═════ RAW RECORDS
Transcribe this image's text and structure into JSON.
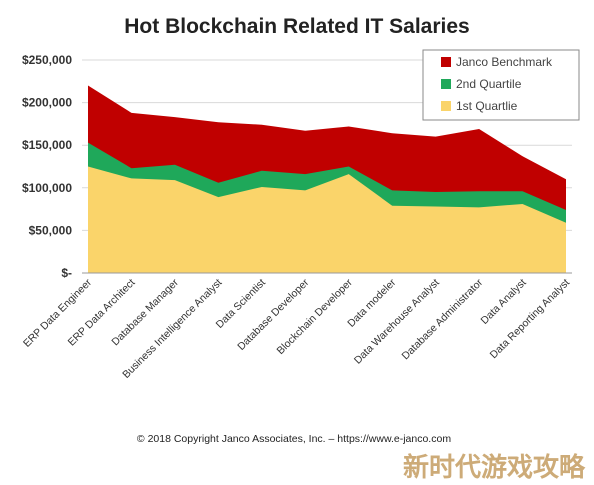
{
  "chart_data": {
    "type": "area",
    "stacked": false,
    "title": "Hot Blockchain Related IT Salaries",
    "xlabel": "",
    "ylabel": "",
    "ylim": [
      0,
      250000
    ],
    "yticks": [
      0,
      50000,
      100000,
      150000,
      200000,
      250000
    ],
    "ytick_labels": [
      "$-",
      "$50,000",
      "$100,000",
      "$150,000",
      "$200,000",
      "$250,000"
    ],
    "grid": true,
    "legend_position": "top-right",
    "categories": [
      "ERP Data Engineer",
      "ERP Data Architect",
      "Database Manager",
      "Business Intelligence Analyst",
      "Data Scientist",
      "Database Developer",
      "Blockchain Developer",
      "Data modeler",
      "Data Warehouse Analyst",
      "Database Administrator",
      "Data Analyst",
      "Data Reporting Analyst"
    ],
    "series": [
      {
        "name": "Janco Benchmark",
        "color": "#c00000",
        "values": [
          220000,
          188000,
          183000,
          177000,
          174000,
          167000,
          172000,
          164000,
          160000,
          169000,
          137000,
          110000
        ]
      },
      {
        "name": "2nd Quartile",
        "color": "#1fa85a",
        "values": [
          153000,
          123000,
          127000,
          106000,
          120000,
          116000,
          125000,
          97000,
          95000,
          96000,
          96000,
          74000
        ]
      },
      {
        "name": "1st Quartlie",
        "color": "#fad46a",
        "values": [
          125000,
          111000,
          109000,
          89000,
          101000,
          97000,
          116000,
          79000,
          78000,
          77000,
          81000,
          59000
        ]
      }
    ]
  },
  "footer": {
    "copyright": "© 2018 Copyright Janco Associates, Inc. – https://www.e-janco.com"
  },
  "watermark": {
    "text": "新时代游戏攻略"
  }
}
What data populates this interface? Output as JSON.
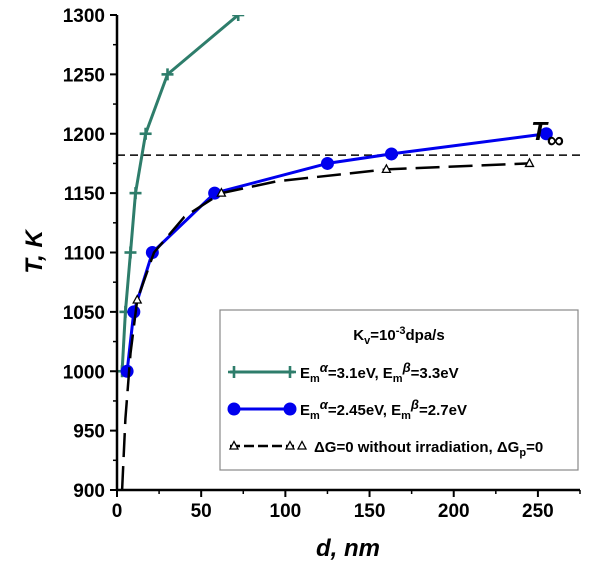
{
  "chart_data": {
    "type": "line",
    "xlabel": "d, nm",
    "ylabel": "T, K",
    "xlim": [
      0,
      275
    ],
    "ylim": [
      900,
      1300
    ],
    "x_ticks": [
      0,
      50,
      100,
      150,
      200,
      250
    ],
    "y_ticks": [
      900,
      950,
      1000,
      1050,
      1100,
      1150,
      1200,
      1250,
      1300
    ],
    "x_tick_labels": [
      "0",
      "50",
      "100",
      "150",
      "200",
      "250"
    ],
    "y_tick_labels": [
      "900",
      "950",
      "1000",
      "1050",
      "1100",
      "1150",
      "1200",
      "1250",
      "1300"
    ],
    "legend_location": "bottom-right",
    "legend_title": {
      "base": "K",
      "sub": "v",
      "mid": "=10",
      "sup": "-3",
      "tail": "dpa/s"
    },
    "series": [
      {
        "name": "Emα=3.1eV, Emβ=3.3eV",
        "legend_parts": [
          "E",
          "m",
          "α",
          "=3.1eV, E",
          "m",
          "β",
          "=3.3eV"
        ],
        "color": "#2e7d6b",
        "marker": "plus",
        "line": "solid",
        "x": [
          3,
          5,
          8,
          11,
          17,
          30,
          72
        ],
        "y": [
          1000,
          1050,
          1100,
          1150,
          1200,
          1250,
          1300
        ]
      },
      {
        "name": "Emα=2.45eV, Emβ=2.7eV",
        "legend_parts": [
          "E",
          "m",
          "α",
          "=2.45eV, E",
          "m",
          "β",
          "=2.7eV"
        ],
        "color": "#0000ee",
        "marker": "circle",
        "line": "solid",
        "x": [
          6,
          10,
          21,
          58,
          125,
          163,
          255
        ],
        "y": [
          1000,
          1050,
          1100,
          1150,
          1175,
          1183,
          1200
        ]
      },
      {
        "name": "ΔG=0 without irradiation, ΔGp=0",
        "legend_parts": [
          "ΔG=0 without  irradiation, ΔG",
          "p",
          "=0"
        ],
        "color": "#000000",
        "marker": "triangle",
        "line": "dashed",
        "x": [
          3,
          5,
          8,
          12,
          22,
          40,
          62,
          95,
          160,
          245
        ],
        "y": [
          900,
          960,
          1015,
          1060,
          1100,
          1130,
          1150,
          1160,
          1170,
          1175
        ]
      }
    ],
    "reference_line": {
      "label_base": "T",
      "label_sub": "∞",
      "y": 1182,
      "style": "dashed"
    }
  }
}
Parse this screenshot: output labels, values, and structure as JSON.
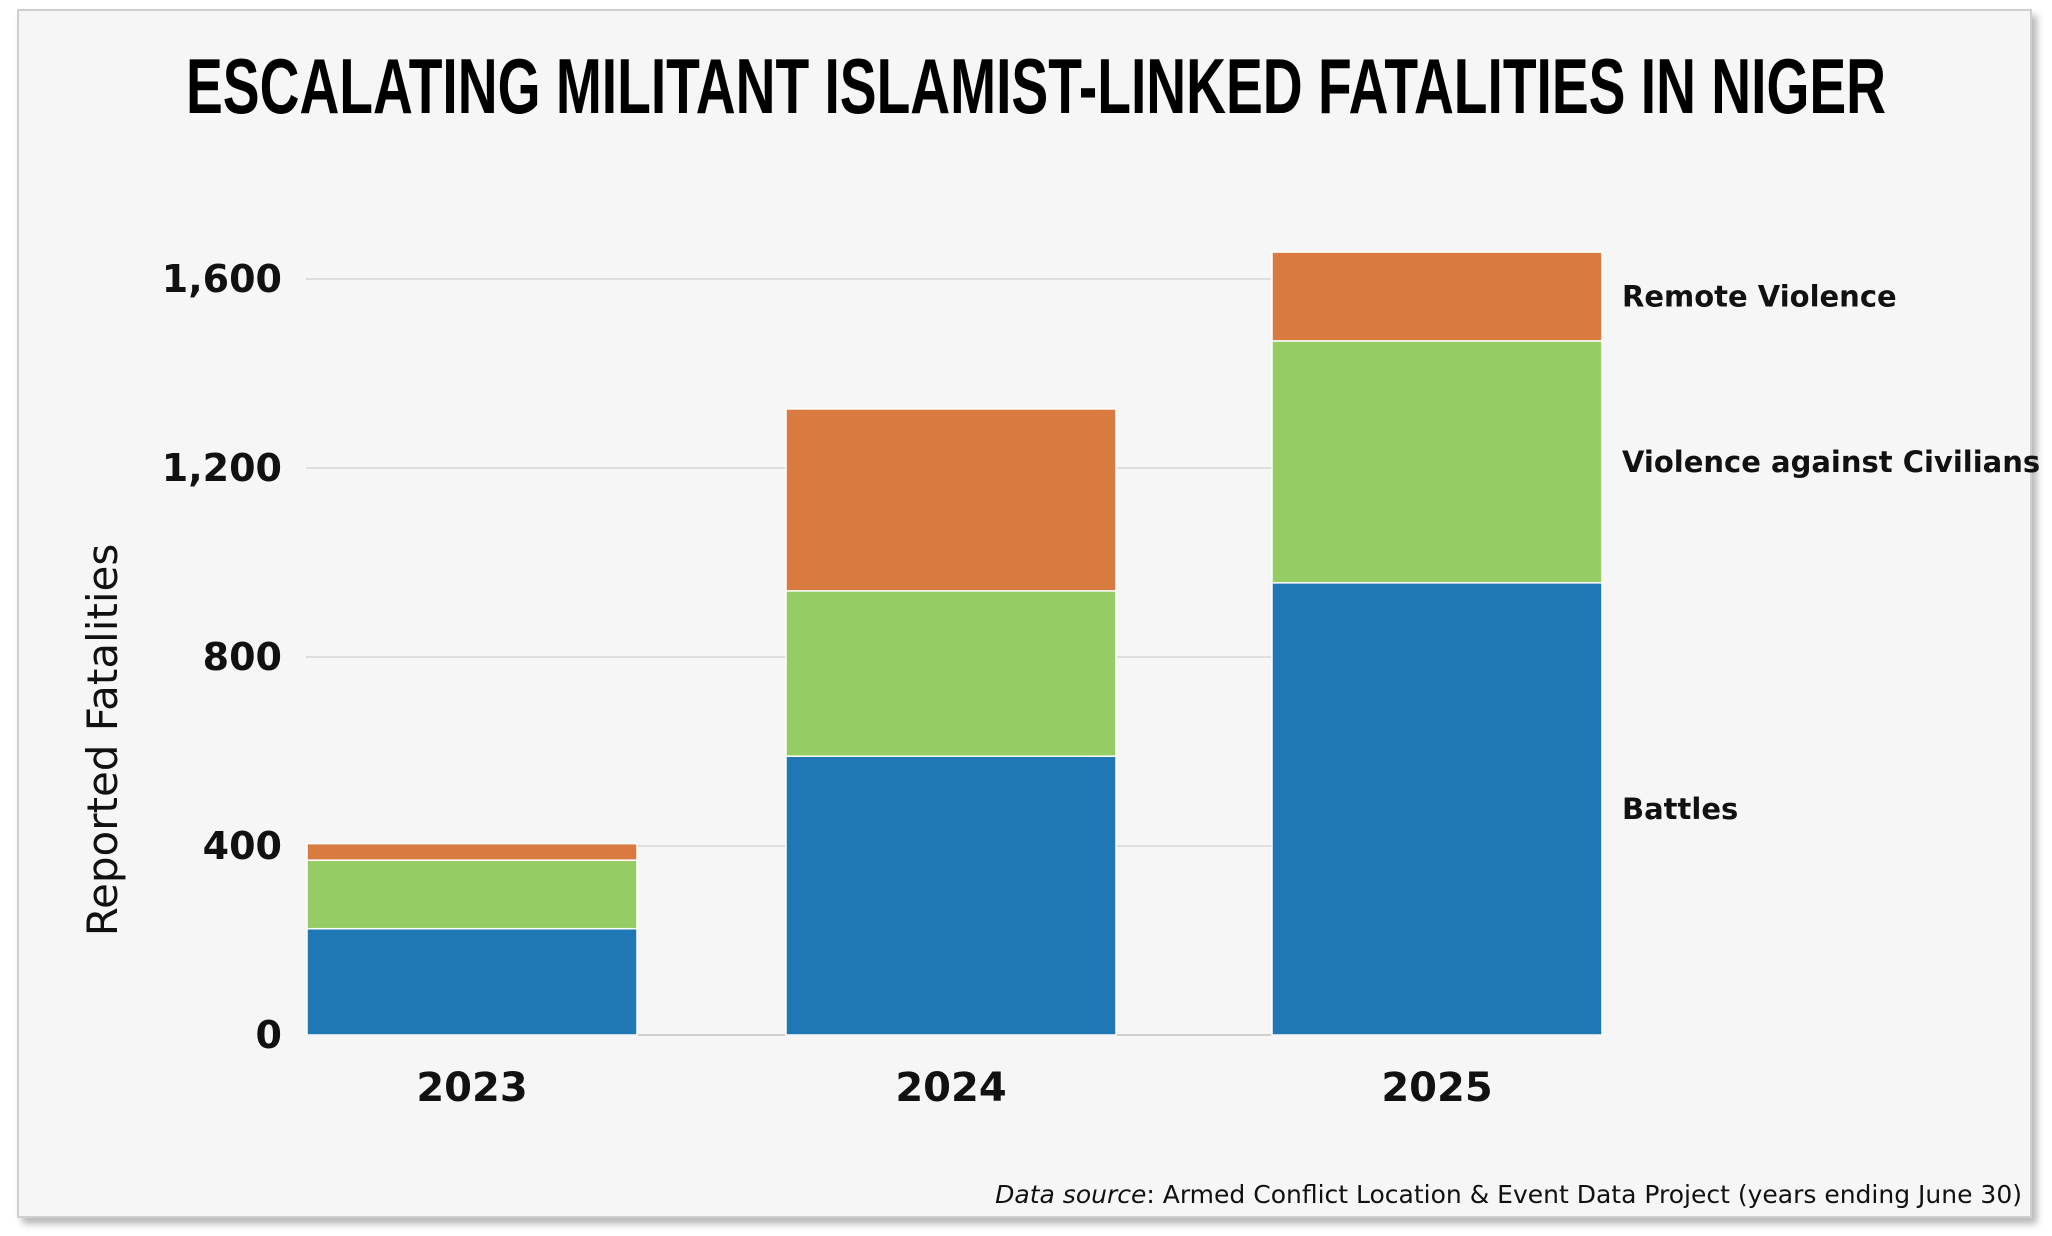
{
  "chart_data": {
    "type": "bar",
    "stacked": true,
    "title": "ESCALATING MILITANT ISLAMIST-LINKED FATALITIES IN NIGER",
    "ylabel": "Reported Fatalities",
    "xlabel": "",
    "categories": [
      "2023",
      "2024",
      "2025"
    ],
    "ylim": [
      0,
      1600
    ],
    "yticks": [
      0,
      400,
      800,
      1200,
      1600
    ],
    "ytick_labels": [
      "0",
      "400",
      "800",
      "1,200",
      "1,600"
    ],
    "grid": true,
    "legend": "right, labels aligned beside the last bar",
    "series": [
      {
        "name": "Battles",
        "color": "#1f77b4",
        "values": [
          225,
          590,
          957
        ]
      },
      {
        "name": "Violence against Civilians",
        "color": "#96cc64",
        "values": [
          145,
          350,
          512
        ]
      },
      {
        "name": "Remote Violence",
        "color": "#d97b40",
        "values": [
          35,
          385,
          188
        ]
      }
    ],
    "source_label": "Data source",
    "source_text": ": Armed Conflict Location & Event Data Project (years ending June 30)"
  }
}
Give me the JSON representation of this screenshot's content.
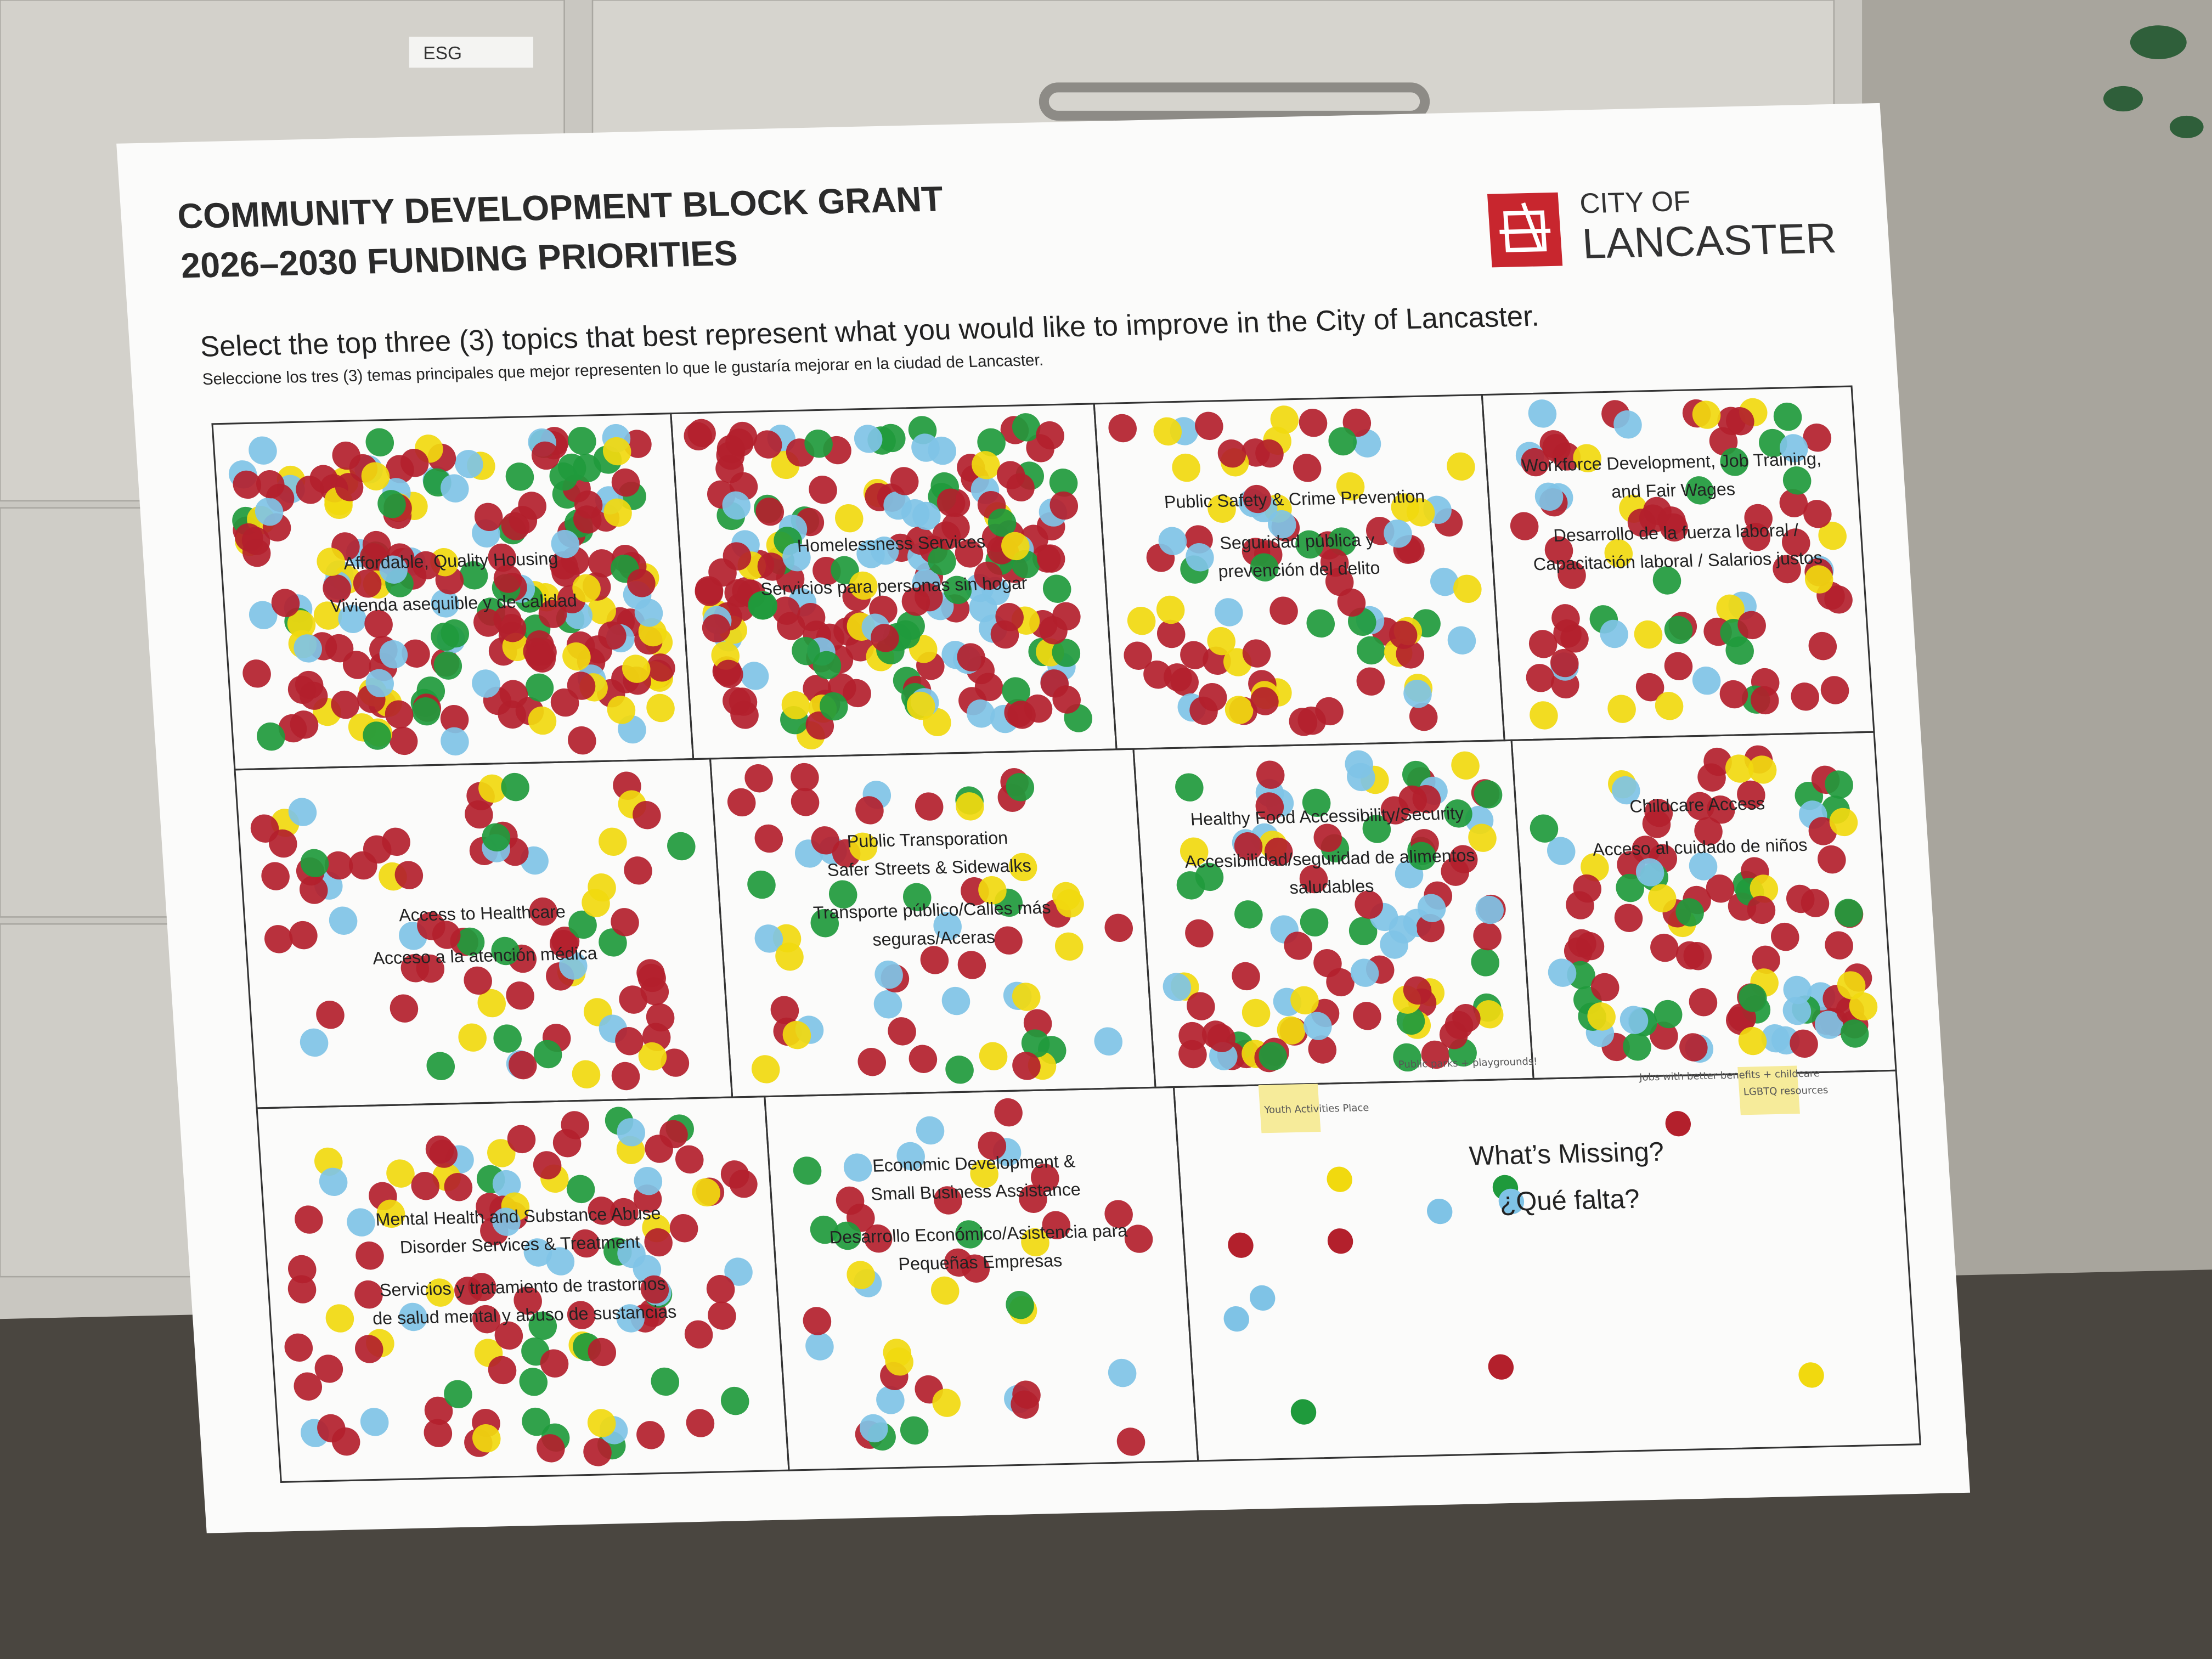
{
  "cabinet_label": "ESG",
  "header": {
    "title_line1": "COMMUNITY DEVELOPMENT BLOCK GRANT",
    "title_line2": "2026–2030 FUNDING PRIORITIES",
    "logo_top": "CITY OF",
    "logo_bottom": "LANCASTER"
  },
  "instructions": {
    "english": "Select the top three (3) topics that best represent what you would like to improve in the City of Lancaster.",
    "spanish": "Seleccione los tres (3) temas principales que mejor representen lo que le gustaría mejorar en la ciudad de Lancaster."
  },
  "topics": [
    {
      "english": [
        "Affordable, Quality Housing"
      ],
      "spanish": [
        "Vivienda asequible y de calidad"
      ]
    },
    {
      "english": [
        "Homelessness Services"
      ],
      "spanish": [
        "Servicios para personas sin hogar"
      ]
    },
    {
      "english": [
        "Public Safety & Crime Prevention"
      ],
      "spanish": [
        "Seguridad pública y",
        "prevención del delito"
      ]
    },
    {
      "english": [
        "Workforce Development, Job Training,",
        "and Fair Wages"
      ],
      "spanish": [
        "Desarrollo de la fuerza laboral /",
        "Capacitación laboral / Salarios justos"
      ]
    },
    {
      "english": [
        "Access to Healthcare"
      ],
      "spanish": [
        "Acceso a la atención médica"
      ]
    },
    {
      "english": [
        "Public Transporation",
        "Safer Streets & Sidewalks"
      ],
      "spanish": [
        "Transporte público/Calles más",
        "seguras/Aceras"
      ]
    },
    {
      "english": [
        "Healthy Food Accessibility/Security"
      ],
      "spanish": [
        "Accesibilidad/seguridad de alimentos",
        "saludables"
      ]
    },
    {
      "english": [
        "Childcare Access"
      ],
      "spanish": [
        "Acceso al cuidado de niños"
      ]
    },
    {
      "english": [
        "Mental Health and Substance Abuse",
        "Disorder Services & Treatment"
      ],
      "spanish": [
        "Servicios y tratamiento de trastornos",
        "de salud mental y abuso de sustancias"
      ]
    },
    {
      "english": [
        "Economic Development &",
        "Small Business Assistance"
      ],
      "spanish": [
        "Desarrollo Económico/Asistencia para",
        "Pequeñas Empresas"
      ]
    }
  ],
  "missing": {
    "english": "What’s Missing?",
    "spanish": "¿Qué falta?",
    "notes": [
      "Youth Activities Place",
      "LGBTQ resources",
      "Public parks + playgrounds!",
      "Jobs with better benefits + childcare"
    ]
  }
}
══════════
» PROMPT
Return every line containing "JSON".

» RESPONSE
Transcribe this image's text and structure into JSON.
What data populates this interface? Output as JSON.
Parse this screenshot: output labels, values, and structure as JSON.
Give me the JSON representation of this screenshot's content.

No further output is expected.